Exercise details: Can you retype the records word for word, from the very start through the line that contains "The armature shaft 31 is at (216, 440).", with that line included?

---------- Exercise material

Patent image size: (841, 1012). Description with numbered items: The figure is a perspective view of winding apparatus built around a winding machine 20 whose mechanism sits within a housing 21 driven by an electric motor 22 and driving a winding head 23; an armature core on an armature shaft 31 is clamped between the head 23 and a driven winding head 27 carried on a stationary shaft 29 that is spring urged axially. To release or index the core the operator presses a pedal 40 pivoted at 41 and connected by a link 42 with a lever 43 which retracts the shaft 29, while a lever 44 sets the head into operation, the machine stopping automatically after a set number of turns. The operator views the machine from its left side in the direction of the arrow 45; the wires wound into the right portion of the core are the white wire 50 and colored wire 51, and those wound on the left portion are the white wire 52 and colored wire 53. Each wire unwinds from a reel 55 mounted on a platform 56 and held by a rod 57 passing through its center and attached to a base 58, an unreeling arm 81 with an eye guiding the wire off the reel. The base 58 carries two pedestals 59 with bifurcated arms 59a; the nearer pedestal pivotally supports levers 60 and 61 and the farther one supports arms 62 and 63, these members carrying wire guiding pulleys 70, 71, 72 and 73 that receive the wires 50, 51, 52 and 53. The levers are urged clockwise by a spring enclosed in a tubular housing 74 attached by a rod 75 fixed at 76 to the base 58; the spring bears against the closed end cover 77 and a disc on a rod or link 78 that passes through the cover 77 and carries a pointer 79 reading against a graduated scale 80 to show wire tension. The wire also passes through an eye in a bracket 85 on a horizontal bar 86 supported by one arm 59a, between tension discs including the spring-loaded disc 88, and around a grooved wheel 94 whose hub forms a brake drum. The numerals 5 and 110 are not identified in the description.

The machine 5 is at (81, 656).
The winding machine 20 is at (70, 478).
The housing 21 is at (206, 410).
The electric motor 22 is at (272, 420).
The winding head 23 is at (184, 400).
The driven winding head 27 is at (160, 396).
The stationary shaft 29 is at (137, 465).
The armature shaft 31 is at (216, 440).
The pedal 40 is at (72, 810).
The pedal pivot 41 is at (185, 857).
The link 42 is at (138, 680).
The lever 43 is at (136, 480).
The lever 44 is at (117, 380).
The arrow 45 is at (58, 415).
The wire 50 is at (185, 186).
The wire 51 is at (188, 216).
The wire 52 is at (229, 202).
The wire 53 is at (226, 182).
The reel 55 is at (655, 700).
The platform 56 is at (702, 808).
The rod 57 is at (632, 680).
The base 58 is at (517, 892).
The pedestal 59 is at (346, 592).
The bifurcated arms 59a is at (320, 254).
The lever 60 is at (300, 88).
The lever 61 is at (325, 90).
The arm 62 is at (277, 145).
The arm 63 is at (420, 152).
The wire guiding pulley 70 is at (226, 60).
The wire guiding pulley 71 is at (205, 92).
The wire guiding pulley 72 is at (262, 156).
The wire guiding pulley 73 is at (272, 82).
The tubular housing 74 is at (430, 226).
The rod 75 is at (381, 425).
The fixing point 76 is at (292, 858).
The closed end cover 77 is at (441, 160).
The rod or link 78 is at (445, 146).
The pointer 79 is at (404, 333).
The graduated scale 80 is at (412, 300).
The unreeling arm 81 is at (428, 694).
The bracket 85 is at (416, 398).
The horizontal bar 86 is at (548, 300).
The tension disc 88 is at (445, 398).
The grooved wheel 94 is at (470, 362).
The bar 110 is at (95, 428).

--------------------

The result:
Patent image size: (841, 1012). Description with numbered items: The figure is a perspective view of winding apparatus built around a winding machine 20 whose mechanism sits within a housing 21 driven by an electric motor 22 and driving a winding head 23; an armature core on an armature shaft 31 is clamped between the head 23 and a driven winding head 27 carried on a stationary shaft 29 that is spring urged axially. To release or index the core the operator presses a pedal 40 pivoted at 41 and connected by a link 42 with a lever 43 which retracts the shaft 29, while a lever 44 sets the head into operation, the machine stopping automatically after a set number of turns. The operator views the machine from its left side in the direction of the arrow 45; the wires wound into the right portion of the core are the white wire 50 and colored wire 51, and those wound on the left portion are the white wire 52 and colored wire 53. Each wire unwinds from a reel 55 mounted on a platform 56 and held by a rod 57 passing through its center and attached to a base 58, an unreeling arm 81 with an eye guiding the wire off the reel. The base 58 carries two pedestals 59 with bifurcated arms 59a; the nearer pedestal pivotally supports levers 60 and 61 and the farther one supports arms 62 and 63, these members carrying wire guiding pulleys 70, 71, 72 and 73 that receive the wires 50, 51, 52 and 53. The levers are urged clockwise by a spring enclosed in a tubular housing 74 attached by a rod 75 fixed at 76 to the base 58; the spring bears against the closed end cover 77 and a disc on a rod or link 78 that passes through the cover 77 and carries a pointer 79 reading against a graduated scale 80 to show wire tension. The wire also passes through an eye in a bracket 85 on a horizontal bar 86 supported by one arm 59a, between tension discs including the spring-loaded disc 88, and around a grooved wheel 94 whose hub forms a brake drum. The numerals 5 and 110 are not identified in the description.

The machine 5 is at (81, 656).
The winding machine 20 is at (70, 478).
The housing 21 is at (206, 410).
The electric motor 22 is at (272, 420).
The winding head 23 is at (184, 400).
The driven winding head 27 is at (160, 396).
The stationary shaft 29 is at (137, 465).
The armature shaft 31 is at (216, 440).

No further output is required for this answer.